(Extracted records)
-- begin --
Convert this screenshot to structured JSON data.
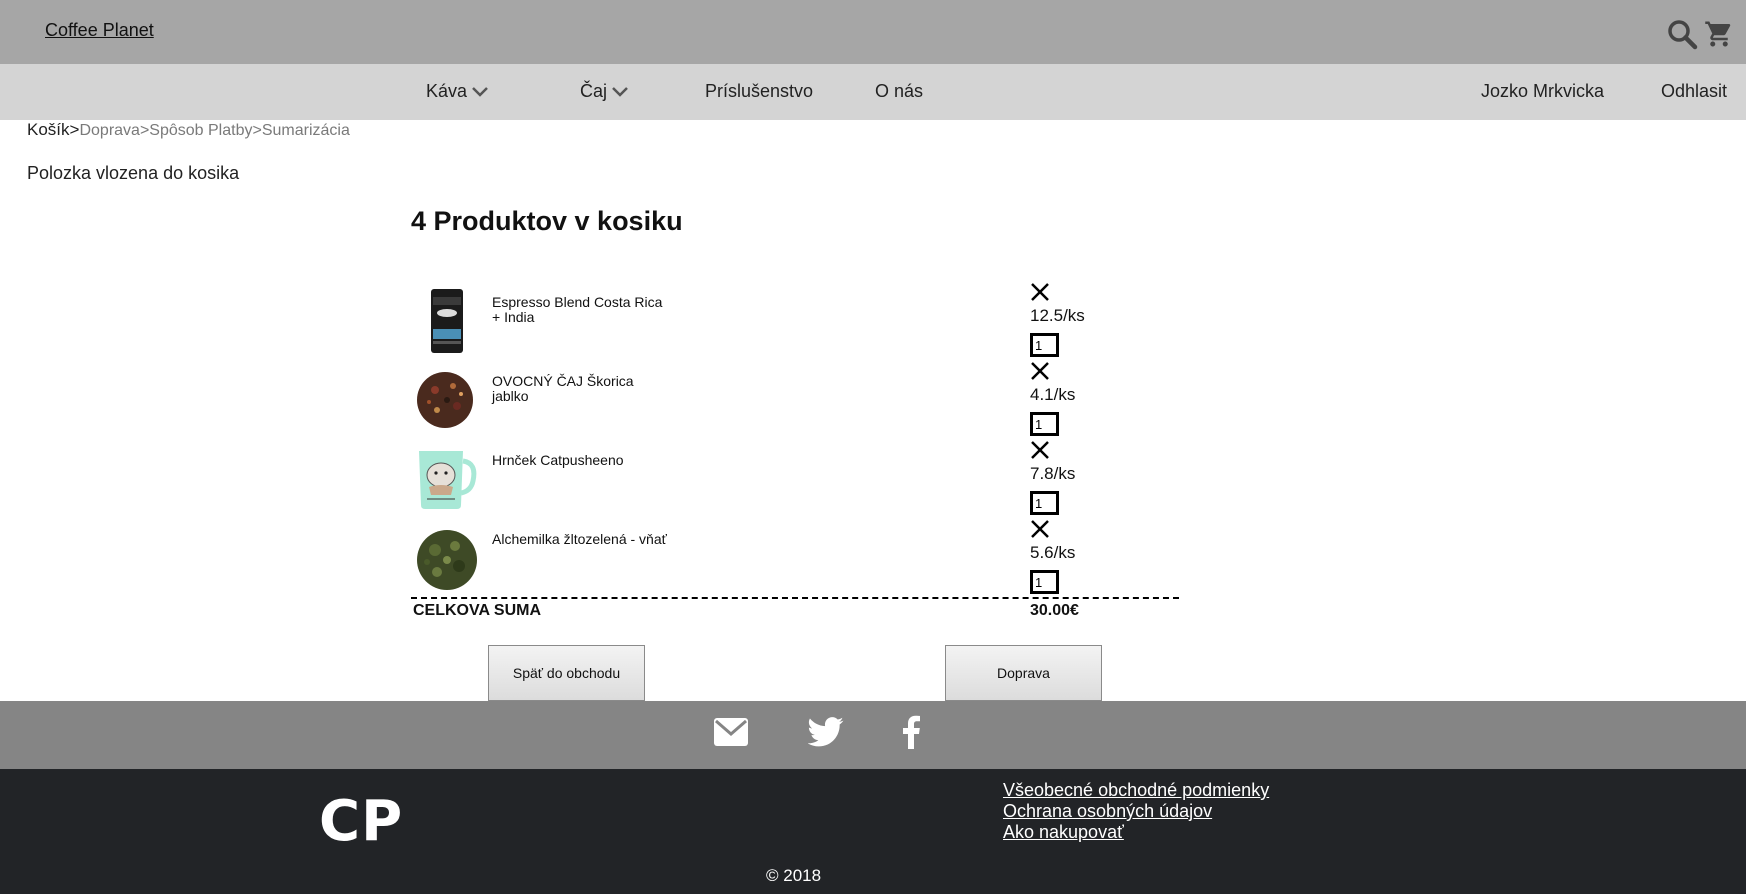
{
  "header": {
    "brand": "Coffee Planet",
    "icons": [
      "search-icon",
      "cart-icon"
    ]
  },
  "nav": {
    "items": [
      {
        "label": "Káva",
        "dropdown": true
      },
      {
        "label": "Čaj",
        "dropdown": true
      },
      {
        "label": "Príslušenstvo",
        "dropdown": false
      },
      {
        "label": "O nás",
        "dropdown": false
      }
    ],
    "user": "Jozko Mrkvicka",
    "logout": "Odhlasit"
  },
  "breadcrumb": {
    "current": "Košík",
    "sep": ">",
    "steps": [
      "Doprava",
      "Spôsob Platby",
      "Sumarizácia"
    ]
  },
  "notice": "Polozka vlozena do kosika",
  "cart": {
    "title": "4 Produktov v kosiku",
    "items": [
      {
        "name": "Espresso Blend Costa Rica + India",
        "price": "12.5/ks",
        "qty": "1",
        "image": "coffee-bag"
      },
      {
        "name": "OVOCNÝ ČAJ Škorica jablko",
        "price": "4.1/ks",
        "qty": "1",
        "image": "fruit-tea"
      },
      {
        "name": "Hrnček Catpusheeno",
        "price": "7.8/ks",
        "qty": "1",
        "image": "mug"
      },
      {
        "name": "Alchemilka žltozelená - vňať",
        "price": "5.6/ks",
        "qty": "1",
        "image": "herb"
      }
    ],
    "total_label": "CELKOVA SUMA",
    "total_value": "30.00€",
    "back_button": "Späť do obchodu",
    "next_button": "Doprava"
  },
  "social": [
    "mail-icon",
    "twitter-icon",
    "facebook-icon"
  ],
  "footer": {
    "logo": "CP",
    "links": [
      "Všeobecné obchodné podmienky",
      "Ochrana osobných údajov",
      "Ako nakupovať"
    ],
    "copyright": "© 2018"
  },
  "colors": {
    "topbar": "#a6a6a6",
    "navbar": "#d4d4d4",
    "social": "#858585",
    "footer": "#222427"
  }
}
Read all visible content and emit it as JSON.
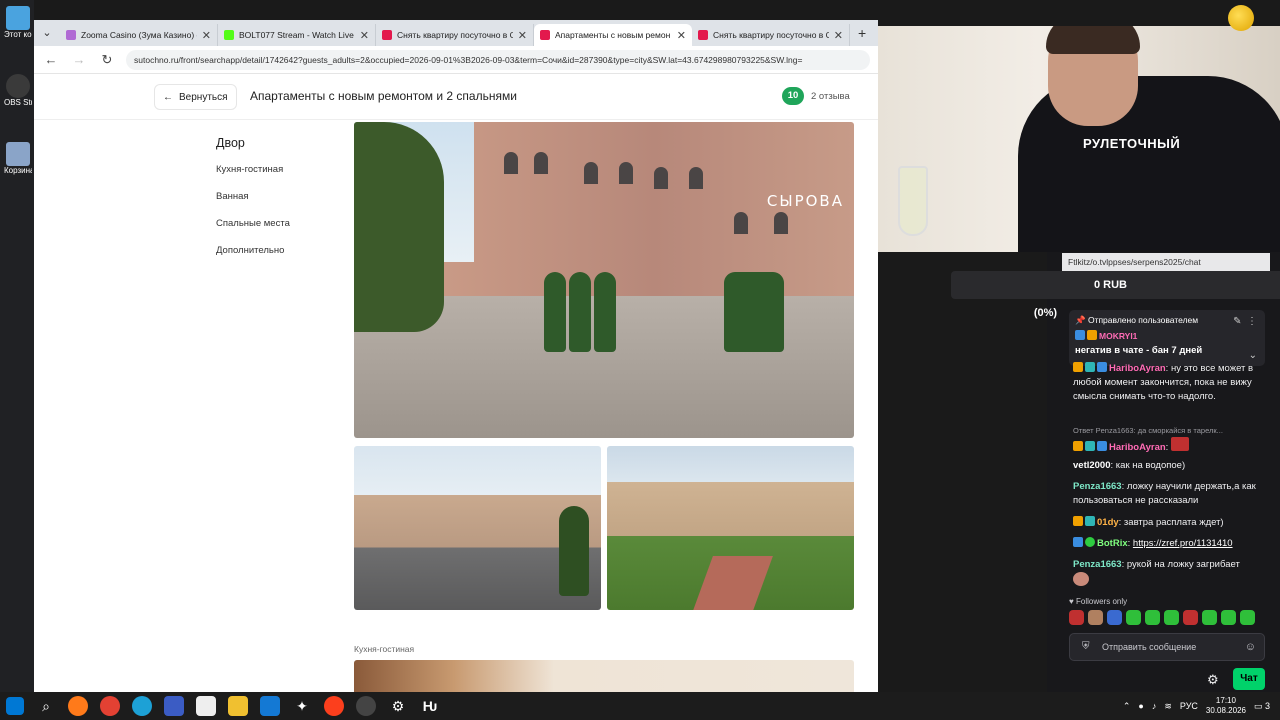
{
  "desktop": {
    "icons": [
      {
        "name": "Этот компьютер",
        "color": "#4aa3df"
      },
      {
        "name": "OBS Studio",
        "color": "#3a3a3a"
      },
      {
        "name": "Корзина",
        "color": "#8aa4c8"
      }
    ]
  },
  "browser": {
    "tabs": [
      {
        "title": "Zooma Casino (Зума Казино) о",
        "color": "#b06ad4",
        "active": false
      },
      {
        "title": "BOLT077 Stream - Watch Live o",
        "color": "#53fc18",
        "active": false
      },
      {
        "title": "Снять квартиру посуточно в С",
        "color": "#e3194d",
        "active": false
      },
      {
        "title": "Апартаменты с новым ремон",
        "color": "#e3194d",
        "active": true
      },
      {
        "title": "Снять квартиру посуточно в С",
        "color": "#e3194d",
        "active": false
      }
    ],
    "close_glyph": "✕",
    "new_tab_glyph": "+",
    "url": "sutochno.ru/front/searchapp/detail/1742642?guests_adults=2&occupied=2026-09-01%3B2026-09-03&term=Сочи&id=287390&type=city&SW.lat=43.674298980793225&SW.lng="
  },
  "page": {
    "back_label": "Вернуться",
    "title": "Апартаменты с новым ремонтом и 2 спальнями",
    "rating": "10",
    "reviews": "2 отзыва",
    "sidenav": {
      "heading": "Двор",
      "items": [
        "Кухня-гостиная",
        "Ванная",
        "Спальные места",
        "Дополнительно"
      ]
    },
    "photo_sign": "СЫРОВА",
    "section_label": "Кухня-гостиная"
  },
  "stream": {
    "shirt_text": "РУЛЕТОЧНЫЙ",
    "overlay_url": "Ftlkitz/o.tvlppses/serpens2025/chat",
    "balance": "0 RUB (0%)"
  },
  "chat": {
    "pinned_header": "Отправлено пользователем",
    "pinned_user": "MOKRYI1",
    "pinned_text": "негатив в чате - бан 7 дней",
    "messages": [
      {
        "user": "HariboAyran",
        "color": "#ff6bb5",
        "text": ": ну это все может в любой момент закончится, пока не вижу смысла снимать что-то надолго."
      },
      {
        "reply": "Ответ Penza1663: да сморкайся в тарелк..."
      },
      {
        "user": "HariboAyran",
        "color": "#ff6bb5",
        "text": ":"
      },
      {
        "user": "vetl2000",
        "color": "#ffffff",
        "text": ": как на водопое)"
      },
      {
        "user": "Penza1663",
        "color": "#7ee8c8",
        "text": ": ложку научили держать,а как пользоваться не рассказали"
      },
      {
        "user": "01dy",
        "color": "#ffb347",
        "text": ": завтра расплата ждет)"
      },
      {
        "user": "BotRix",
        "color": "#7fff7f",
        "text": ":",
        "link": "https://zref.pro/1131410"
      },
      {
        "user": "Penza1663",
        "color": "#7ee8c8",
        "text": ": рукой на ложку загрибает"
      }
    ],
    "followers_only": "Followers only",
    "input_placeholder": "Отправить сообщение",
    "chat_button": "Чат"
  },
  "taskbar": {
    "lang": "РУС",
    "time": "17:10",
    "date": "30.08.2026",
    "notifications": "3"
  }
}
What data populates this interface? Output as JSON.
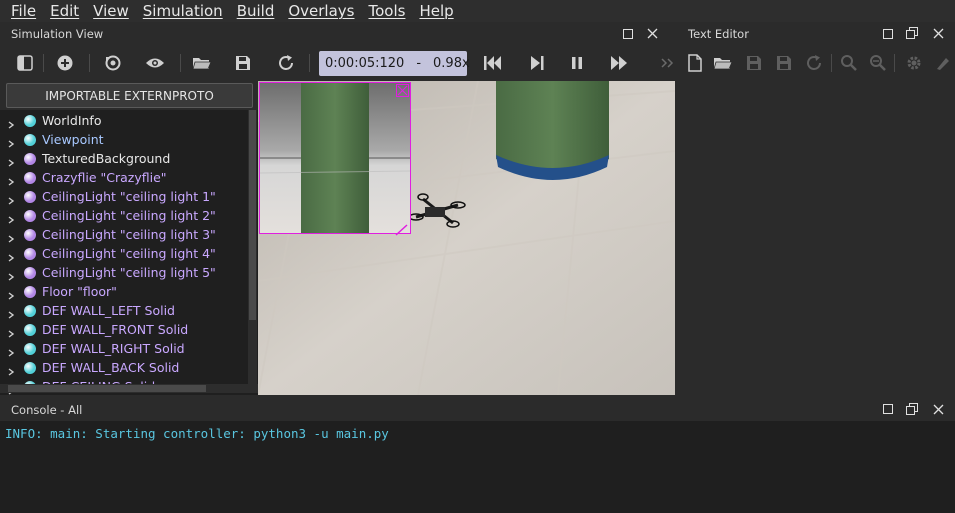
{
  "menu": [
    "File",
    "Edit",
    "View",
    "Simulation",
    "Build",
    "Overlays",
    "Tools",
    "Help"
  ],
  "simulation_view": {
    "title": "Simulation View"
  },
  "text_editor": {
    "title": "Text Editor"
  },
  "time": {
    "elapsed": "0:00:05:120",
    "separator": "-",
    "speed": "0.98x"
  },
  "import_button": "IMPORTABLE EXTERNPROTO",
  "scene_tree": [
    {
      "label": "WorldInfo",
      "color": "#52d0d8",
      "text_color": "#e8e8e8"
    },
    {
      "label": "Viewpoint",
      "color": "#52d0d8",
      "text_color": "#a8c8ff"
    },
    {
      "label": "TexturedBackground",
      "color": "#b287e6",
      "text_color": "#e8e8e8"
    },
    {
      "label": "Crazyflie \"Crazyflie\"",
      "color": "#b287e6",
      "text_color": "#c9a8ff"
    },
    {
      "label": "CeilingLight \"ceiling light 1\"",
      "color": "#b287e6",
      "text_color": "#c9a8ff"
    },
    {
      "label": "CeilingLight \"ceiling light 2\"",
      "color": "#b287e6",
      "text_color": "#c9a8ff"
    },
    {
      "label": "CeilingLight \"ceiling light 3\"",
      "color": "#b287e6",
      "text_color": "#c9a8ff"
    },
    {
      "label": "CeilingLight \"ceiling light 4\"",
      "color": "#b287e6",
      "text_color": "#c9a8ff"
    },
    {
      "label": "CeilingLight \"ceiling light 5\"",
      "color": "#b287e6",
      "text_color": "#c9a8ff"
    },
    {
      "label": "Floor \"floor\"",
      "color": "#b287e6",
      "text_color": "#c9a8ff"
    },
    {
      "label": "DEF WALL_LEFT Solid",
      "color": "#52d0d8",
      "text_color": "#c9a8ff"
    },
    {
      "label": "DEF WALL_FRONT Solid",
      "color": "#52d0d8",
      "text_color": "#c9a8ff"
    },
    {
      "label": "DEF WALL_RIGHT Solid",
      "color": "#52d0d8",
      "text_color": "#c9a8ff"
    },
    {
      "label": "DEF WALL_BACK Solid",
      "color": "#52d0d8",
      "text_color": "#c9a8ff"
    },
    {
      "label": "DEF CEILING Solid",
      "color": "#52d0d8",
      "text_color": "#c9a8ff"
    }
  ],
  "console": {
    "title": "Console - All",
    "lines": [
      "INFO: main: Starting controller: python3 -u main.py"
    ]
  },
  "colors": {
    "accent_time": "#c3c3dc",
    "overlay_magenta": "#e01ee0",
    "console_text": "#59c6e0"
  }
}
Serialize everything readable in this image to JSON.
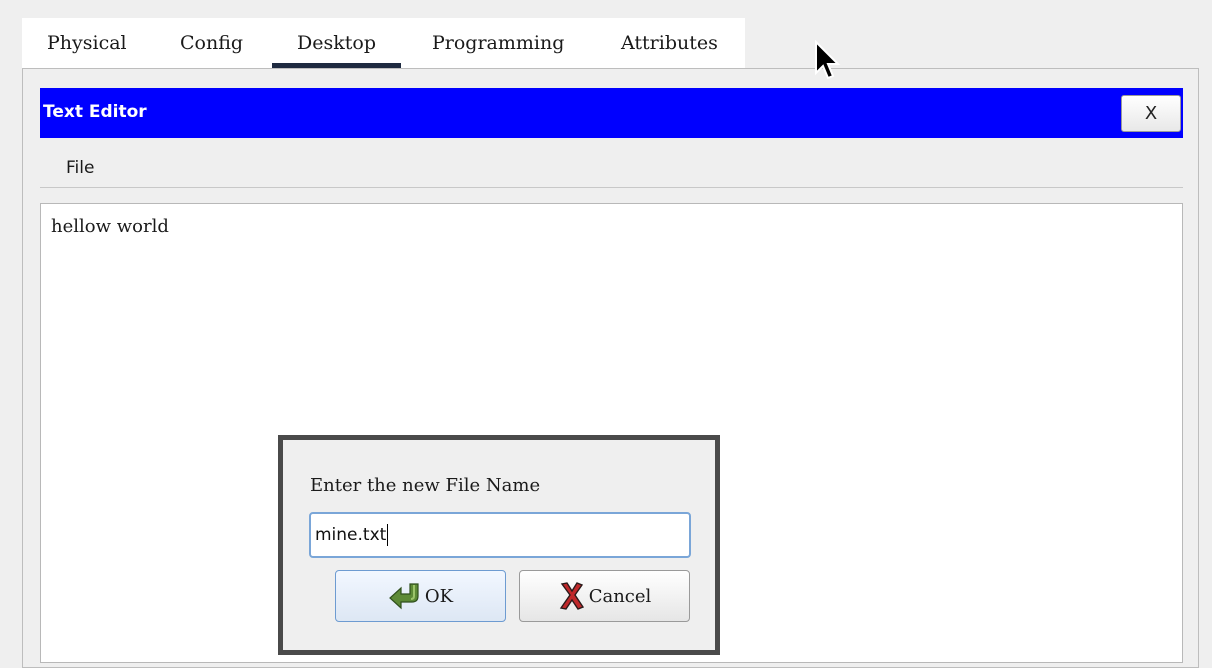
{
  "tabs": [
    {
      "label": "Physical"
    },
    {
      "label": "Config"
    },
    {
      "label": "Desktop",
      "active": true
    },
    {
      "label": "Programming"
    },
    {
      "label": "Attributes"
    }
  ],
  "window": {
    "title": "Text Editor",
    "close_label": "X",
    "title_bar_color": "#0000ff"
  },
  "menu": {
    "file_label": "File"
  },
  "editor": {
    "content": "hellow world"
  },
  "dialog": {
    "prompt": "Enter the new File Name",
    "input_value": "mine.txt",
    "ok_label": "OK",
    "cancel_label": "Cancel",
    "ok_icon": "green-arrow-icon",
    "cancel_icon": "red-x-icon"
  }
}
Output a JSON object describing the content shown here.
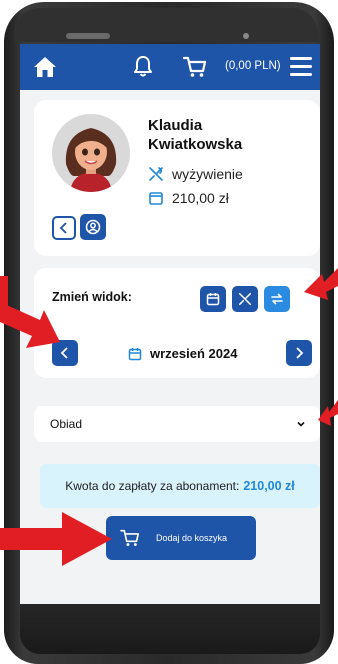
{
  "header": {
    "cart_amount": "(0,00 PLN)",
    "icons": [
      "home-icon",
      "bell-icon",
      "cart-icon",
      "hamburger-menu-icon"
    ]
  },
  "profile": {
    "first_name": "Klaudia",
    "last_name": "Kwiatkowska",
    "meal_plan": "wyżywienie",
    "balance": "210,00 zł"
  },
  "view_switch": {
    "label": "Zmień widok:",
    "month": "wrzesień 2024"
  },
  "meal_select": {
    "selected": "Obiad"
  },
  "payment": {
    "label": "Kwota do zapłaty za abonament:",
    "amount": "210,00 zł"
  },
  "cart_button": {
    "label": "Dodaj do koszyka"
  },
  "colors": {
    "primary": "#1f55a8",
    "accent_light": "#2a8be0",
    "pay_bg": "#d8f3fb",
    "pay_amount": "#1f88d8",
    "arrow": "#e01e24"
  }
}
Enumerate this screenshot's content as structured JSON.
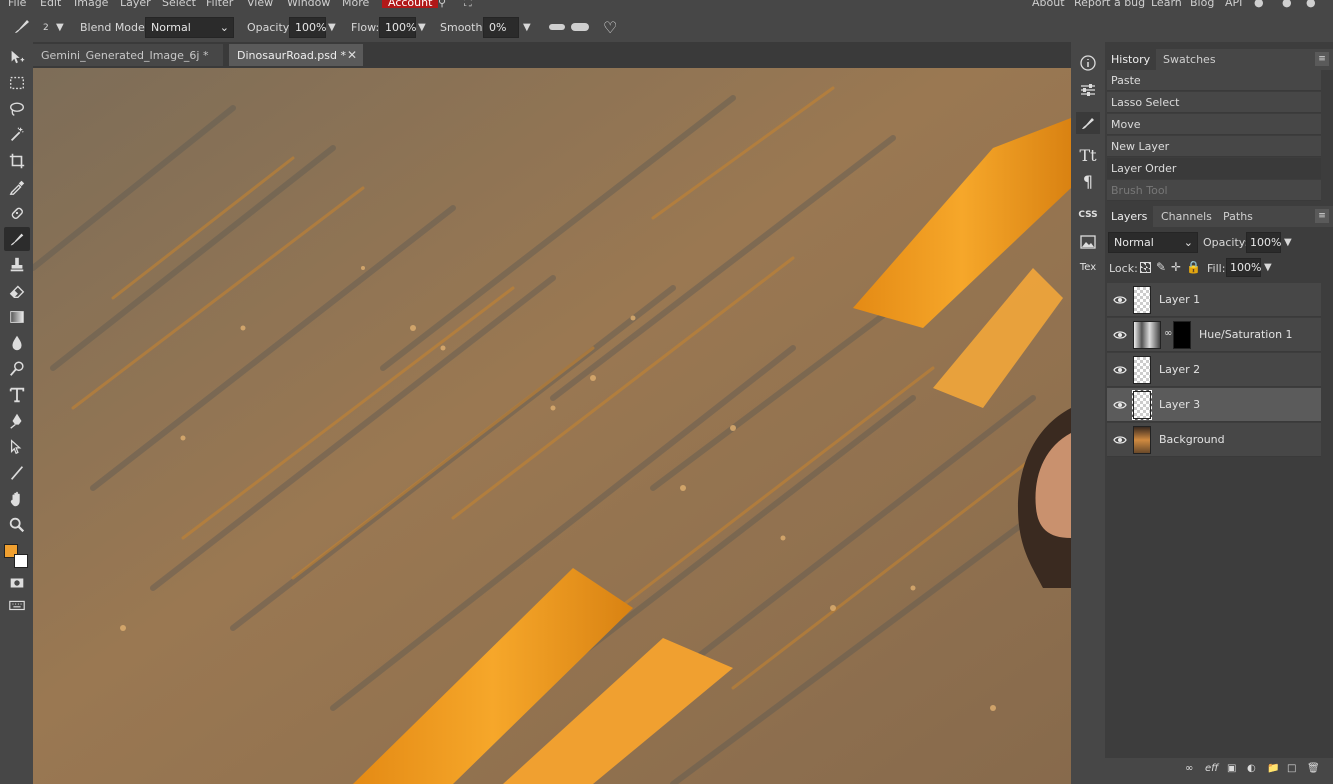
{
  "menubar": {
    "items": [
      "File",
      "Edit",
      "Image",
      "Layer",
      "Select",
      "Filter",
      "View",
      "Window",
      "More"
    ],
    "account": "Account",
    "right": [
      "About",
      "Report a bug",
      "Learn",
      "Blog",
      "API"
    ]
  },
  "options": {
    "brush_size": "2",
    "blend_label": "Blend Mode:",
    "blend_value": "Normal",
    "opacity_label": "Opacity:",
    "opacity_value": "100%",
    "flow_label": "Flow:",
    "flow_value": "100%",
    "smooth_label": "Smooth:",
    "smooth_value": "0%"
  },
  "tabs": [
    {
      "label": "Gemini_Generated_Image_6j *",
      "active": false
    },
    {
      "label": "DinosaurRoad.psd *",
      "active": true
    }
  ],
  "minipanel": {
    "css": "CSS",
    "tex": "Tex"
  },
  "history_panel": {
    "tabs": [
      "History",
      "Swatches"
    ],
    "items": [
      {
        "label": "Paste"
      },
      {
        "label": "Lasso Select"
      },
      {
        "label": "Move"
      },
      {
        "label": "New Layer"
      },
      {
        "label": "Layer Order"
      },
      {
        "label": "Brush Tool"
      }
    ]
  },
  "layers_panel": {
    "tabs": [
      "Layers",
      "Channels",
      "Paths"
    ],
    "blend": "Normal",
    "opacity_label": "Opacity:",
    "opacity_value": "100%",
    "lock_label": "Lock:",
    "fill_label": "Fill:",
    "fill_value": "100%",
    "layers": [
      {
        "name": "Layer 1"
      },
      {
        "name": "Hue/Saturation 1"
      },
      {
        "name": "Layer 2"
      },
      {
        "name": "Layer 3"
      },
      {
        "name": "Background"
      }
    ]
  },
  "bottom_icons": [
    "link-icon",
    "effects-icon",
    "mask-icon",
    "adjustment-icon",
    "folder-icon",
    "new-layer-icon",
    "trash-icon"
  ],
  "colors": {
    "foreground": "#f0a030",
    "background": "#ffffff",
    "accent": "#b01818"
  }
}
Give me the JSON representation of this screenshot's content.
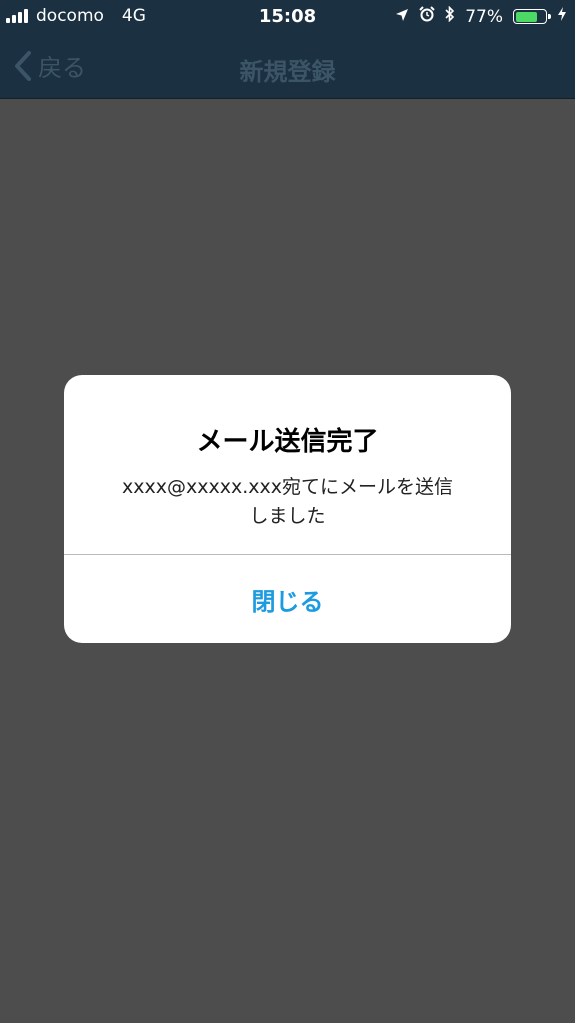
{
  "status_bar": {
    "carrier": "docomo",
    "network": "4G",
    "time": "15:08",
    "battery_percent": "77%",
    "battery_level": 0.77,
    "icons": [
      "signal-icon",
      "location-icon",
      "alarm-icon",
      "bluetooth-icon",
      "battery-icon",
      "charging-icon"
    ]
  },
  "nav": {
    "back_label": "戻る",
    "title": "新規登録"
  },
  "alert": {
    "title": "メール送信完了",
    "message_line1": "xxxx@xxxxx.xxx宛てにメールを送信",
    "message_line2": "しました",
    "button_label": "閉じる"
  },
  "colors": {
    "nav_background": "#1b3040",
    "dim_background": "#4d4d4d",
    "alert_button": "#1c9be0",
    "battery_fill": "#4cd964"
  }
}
-- end --
## STATED GOAL
Each line from the one containing "Give me the" through the last line of the entries above is to be extracted exactly. Pictures are not part of the copy.

## SOLUTION TO THIS PROBLEM
Give me the JSON representation of this screenshot's content.
{
  "status_bar": {
    "carrier": "docomo",
    "network": "4G",
    "time": "15:08",
    "battery_percent": "77%",
    "battery_level": 0.77,
    "icons": [
      "signal-icon",
      "location-icon",
      "alarm-icon",
      "bluetooth-icon",
      "battery-icon",
      "charging-icon"
    ]
  },
  "nav": {
    "back_label": "戻る",
    "title": "新規登録"
  },
  "alert": {
    "title": "メール送信完了",
    "message_line1": "xxxx@xxxxx.xxx宛てにメールを送信",
    "message_line2": "しました",
    "button_label": "閉じる"
  },
  "colors": {
    "nav_background": "#1b3040",
    "dim_background": "#4d4d4d",
    "alert_button": "#1c9be0",
    "battery_fill": "#4cd964"
  }
}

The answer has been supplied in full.